- [Excerpted records]:
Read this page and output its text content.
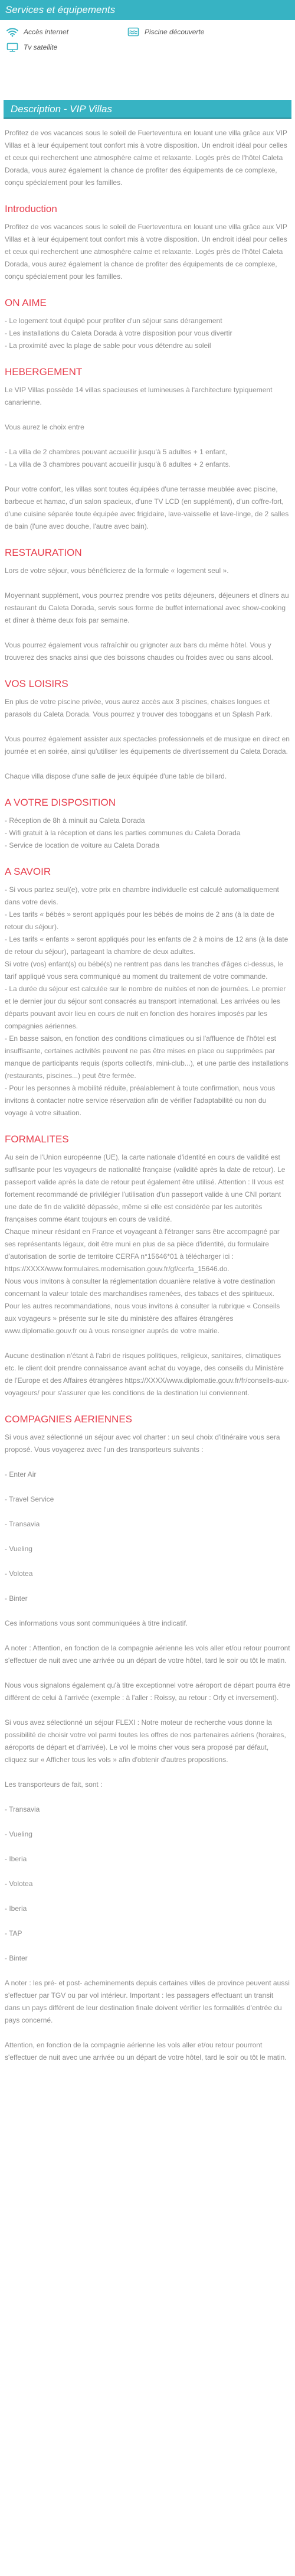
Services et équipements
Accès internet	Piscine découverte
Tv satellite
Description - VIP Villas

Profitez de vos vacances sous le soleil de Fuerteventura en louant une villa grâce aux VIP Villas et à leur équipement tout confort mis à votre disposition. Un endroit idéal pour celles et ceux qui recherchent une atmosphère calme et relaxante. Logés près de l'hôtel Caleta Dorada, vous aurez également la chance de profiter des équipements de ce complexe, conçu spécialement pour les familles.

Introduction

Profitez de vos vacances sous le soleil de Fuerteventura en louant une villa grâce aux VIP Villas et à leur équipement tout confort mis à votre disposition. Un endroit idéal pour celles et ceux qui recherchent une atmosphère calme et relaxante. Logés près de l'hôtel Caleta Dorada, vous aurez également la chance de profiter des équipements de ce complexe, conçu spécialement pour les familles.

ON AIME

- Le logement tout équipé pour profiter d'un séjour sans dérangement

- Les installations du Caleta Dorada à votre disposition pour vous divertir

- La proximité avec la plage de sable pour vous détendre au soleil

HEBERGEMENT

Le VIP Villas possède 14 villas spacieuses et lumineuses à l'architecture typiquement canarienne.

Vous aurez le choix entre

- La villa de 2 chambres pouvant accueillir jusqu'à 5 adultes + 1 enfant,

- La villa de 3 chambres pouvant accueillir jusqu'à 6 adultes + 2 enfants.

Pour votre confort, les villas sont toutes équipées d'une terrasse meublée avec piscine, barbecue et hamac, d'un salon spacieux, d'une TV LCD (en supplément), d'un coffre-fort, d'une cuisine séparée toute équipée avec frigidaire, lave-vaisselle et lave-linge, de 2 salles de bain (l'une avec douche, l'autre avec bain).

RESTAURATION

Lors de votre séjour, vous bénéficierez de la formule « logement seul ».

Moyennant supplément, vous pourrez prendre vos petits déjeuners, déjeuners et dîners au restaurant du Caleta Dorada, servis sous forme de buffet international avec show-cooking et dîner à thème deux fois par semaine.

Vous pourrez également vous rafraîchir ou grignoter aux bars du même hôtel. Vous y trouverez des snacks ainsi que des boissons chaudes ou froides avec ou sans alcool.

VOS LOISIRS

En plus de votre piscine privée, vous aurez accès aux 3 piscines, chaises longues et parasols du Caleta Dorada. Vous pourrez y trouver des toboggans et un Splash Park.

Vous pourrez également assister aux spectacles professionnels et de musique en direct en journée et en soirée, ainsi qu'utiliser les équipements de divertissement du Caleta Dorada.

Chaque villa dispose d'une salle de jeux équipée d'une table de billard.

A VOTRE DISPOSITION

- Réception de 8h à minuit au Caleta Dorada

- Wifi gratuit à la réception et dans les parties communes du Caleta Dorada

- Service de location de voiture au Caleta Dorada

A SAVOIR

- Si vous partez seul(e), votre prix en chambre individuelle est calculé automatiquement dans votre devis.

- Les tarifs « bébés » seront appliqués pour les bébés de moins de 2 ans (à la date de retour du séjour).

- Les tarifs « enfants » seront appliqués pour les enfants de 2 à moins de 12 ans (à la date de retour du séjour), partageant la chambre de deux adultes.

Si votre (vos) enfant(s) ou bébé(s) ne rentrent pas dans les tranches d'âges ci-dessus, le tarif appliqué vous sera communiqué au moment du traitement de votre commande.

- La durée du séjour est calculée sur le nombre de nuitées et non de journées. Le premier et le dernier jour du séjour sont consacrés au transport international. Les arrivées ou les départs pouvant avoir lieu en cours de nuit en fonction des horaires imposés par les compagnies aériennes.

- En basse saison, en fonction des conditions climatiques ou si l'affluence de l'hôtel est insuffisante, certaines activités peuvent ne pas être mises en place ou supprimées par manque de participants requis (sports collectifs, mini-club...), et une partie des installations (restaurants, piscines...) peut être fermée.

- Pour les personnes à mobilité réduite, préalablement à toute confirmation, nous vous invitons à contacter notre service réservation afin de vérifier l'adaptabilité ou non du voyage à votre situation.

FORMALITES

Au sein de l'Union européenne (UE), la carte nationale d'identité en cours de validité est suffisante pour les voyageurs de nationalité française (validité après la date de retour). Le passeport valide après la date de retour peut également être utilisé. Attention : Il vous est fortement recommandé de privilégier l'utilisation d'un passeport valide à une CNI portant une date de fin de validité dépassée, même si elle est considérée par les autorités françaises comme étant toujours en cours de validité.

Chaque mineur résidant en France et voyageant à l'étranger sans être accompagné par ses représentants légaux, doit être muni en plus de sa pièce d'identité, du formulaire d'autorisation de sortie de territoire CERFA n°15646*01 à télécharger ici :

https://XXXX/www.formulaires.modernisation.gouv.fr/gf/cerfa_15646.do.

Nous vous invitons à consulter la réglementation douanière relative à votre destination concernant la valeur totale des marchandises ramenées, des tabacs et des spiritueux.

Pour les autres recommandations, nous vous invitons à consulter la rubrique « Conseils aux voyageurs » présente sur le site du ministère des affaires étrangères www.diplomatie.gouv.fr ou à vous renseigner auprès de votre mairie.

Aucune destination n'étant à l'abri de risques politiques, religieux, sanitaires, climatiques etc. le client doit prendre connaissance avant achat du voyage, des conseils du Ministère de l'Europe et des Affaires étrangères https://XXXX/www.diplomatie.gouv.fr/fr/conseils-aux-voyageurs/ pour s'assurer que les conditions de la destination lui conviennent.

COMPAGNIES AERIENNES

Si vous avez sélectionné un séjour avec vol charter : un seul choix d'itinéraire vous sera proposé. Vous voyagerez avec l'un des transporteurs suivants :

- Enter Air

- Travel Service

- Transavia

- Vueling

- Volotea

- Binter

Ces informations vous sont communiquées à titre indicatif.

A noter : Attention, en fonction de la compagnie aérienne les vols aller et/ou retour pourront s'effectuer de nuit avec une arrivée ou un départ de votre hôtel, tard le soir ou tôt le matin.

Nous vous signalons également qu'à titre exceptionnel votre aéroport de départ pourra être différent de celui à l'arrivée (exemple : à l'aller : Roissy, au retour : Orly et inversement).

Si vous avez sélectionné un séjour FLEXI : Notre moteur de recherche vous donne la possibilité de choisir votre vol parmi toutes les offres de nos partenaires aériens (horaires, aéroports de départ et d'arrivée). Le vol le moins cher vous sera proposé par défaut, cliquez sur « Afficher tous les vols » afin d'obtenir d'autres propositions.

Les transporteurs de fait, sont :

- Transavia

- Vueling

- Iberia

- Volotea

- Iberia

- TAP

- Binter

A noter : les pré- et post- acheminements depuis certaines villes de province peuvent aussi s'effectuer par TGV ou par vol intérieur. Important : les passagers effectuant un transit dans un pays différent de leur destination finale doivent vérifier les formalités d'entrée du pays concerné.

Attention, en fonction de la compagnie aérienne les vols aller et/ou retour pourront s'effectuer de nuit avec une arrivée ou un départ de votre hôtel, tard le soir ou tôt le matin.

- [Directive]: Give an exact copy of the material, leaving out every picture.

- [Written answer]:
Read this page and output its text content.
Services et équipements
Accès internet	Piscine découverte
Tv satellite
Description - VIP Villas

Profitez de vos vacances sous le soleil de Fuerteventura en louant une villa grâce aux VIP Villas et à leur équipement tout confort mis à votre disposition. Un endroit idéal pour celles et ceux qui recherchent une atmosphère calme et relaxante. Logés près de l'hôtel Caleta Dorada, vous aurez également la chance de profiter des équipements de ce complexe, conçu spécialement pour les familles.

Introduction

Profitez de vos vacances sous le soleil de Fuerteventura en louant une villa grâce aux VIP Villas et à leur équipement tout confort mis à votre disposition. Un endroit idéal pour celles et ceux qui recherchent une atmosphère calme et relaxante. Logés près de l'hôtel Caleta Dorada, vous aurez également la chance de profiter des équipements de ce complexe, conçu spécialement pour les familles.

ON AIME

- Le logement tout équipé pour profiter d'un séjour sans dérangement

- Les installations du Caleta Dorada à votre disposition pour vous divertir

- La proximité avec la plage de sable pour vous détendre au soleil

HEBERGEMENT

Le VIP Villas possède 14 villas spacieuses et lumineuses à l'architecture typiquement canarienne.

Vous aurez le choix entre

- La villa de 2 chambres pouvant accueillir jusqu'à 5 adultes + 1 enfant,

- La villa de 3 chambres pouvant accueillir jusqu'à 6 adultes + 2 enfants.

Pour votre confort, les villas sont toutes équipées d'une terrasse meublée avec piscine, barbecue et hamac, d'un salon spacieux, d'une TV LCD (en supplément), d'un coffre-fort, d'une cuisine séparée toute équipée avec frigidaire, lave-vaisselle et lave-linge, de 2 salles de bain (l'une avec douche, l'autre avec bain).

RESTAURATION

Lors de votre séjour, vous bénéficierez de la formule « logement seul ».

Moyennant supplément, vous pourrez prendre vos petits déjeuners, déjeuners et dîners au restaurant du Caleta Dorada, servis sous forme de buffet international avec show-cooking et dîner à thème deux fois par semaine.

Vous pourrez également vous rafraîchir ou grignoter aux bars du même hôtel. Vous y trouverez des snacks ainsi que des boissons chaudes ou froides avec ou sans alcool.

VOS LOISIRS

En plus de votre piscine privée, vous aurez accès aux 3 piscines, chaises longues et parasols du Caleta Dorada. Vous pourrez y trouver des toboggans et un Splash Park.

Vous pourrez également assister aux spectacles professionnels et de musique en direct en journée et en soirée, ainsi qu'utiliser les équipements de divertissement du Caleta Dorada.

Chaque villa dispose d'une salle de jeux équipée d'une table de billard.

A VOTRE DISPOSITION

- Réception de 8h à minuit au Caleta Dorada

- Wifi gratuit à la réception et dans les parties communes du Caleta Dorada

- Service de location de voiture au Caleta Dorada

A SAVOIR

- Si vous partez seul(e), votre prix en chambre individuelle est calculé automatiquement dans votre devis.

- Les tarifs « bébés » seront appliqués pour les bébés de moins de 2 ans (à la date de retour du séjour).

- Les tarifs « enfants » seront appliqués pour les enfants de 2 à moins de 12 ans (à la date de retour du séjour), partageant la chambre de deux adultes.

Si votre (vos) enfant(s) ou bébé(s) ne rentrent pas dans les tranches d'âges ci-dessus, le tarif appliqué vous sera communiqué au moment du traitement de votre commande.

- La durée du séjour est calculée sur le nombre de nuitées et non de journées. Le premier et le dernier jour du séjour sont consacrés au transport international. Les arrivées ou les départs pouvant avoir lieu en cours de nuit en fonction des horaires imposés par les compagnies aériennes.

- En basse saison, en fonction des conditions climatiques ou si l'affluence de l'hôtel est insuffisante, certaines activités peuvent ne pas être mises en place ou supprimées par manque de participants requis (sports collectifs, mini-club...), et une partie des installations (restaurants, piscines...) peut être fermée.

- Pour les personnes à mobilité réduite, préalablement à toute confirmation, nous vous invitons à contacter notre service réservation afin de vérifier l'adaptabilité ou non du voyage à votre situation.

FORMALITES

Au sein de l'Union européenne (UE), la carte nationale d'identité en cours de validité est suffisante pour les voyageurs de nationalité française (validité après la date de retour). Le passeport valide après la date de retour peut également être utilisé. Attention : Il vous est fortement recommandé de privilégier l'utilisation d'un passeport valide à une CNI portant une date de fin de validité dépassée, même si elle est considérée par les autorités françaises comme étant toujours en cours de validité.

Chaque mineur résidant en France et voyageant à l'étranger sans être accompagné par ses représentants légaux, doit être muni en plus de sa pièce d'identité, du formulaire d'autorisation de sortie de territoire CERFA n°15646*01 à télécharger ici :

https://XXXX/www.formulaires.modernisation.gouv.fr/gf/cerfa_15646.do.

Nous vous invitons à consulter la réglementation douanière relative à votre destination concernant la valeur totale des marchandises ramenées, des tabacs et des spiritueux.

Pour les autres recommandations, nous vous invitons à consulter la rubrique « Conseils aux voyageurs » présente sur le site du ministère des affaires étrangères www.diplomatie.gouv.fr ou à vous renseigner auprès de votre mairie.

Aucune destination n'étant à l'abri de risques politiques, religieux, sanitaires, climatiques etc. le client doit prendre connaissance avant achat du voyage, des conseils du Ministère de l'Europe et des Affaires étrangères https://XXXX/www.diplomatie.gouv.fr/fr/conseils-aux-voyageurs/ pour s'assurer que les conditions de la destination lui conviennent.

COMPAGNIES AERIENNES

Si vous avez sélectionné un séjour avec vol charter : un seul choix d'itinéraire vous sera proposé. Vous voyagerez avec l'un des transporteurs suivants :

- Enter Air

- Travel Service

- Transavia

- Vueling

- Volotea

- Binter

Ces informations vous sont communiquées à titre indicatif.

A noter : Attention, en fonction de la compagnie aérienne les vols aller et/ou retour pourront s'effectuer de nuit avec une arrivée ou un départ de votre hôtel, tard le soir ou tôt le matin.

Nous vous signalons également qu'à titre exceptionnel votre aéroport de départ pourra être différent de celui à l'arrivée (exemple : à l'aller : Roissy, au retour : Orly et inversement).

Si vous avez sélectionné un séjour FLEXI : Notre moteur de recherche vous donne la possibilité de choisir votre vol parmi toutes les offres de nos partenaires aériens (horaires, aéroports de départ et d'arrivée). Le vol le moins cher vous sera proposé par défaut, cliquez sur « Afficher tous les vols » afin d'obtenir d'autres propositions.

Les transporteurs de fait, sont :

- Transavia

- Vueling

- Iberia

- Volotea

- Iberia

- TAP

- Binter

A noter : les pré- et post- acheminements depuis certaines villes de province peuvent aussi s'effectuer par TGV ou par vol intérieur. Important : les passagers effectuant un transit dans un pays différent de leur destination finale doivent vérifier les formalités d'entrée du pays concerné.

Attention, en fonction de la compagnie aérienne les vols aller et/ou retour pourront s'effectuer de nuit avec une arrivée ou un départ de votre hôtel, tard le soir ou tôt le matin.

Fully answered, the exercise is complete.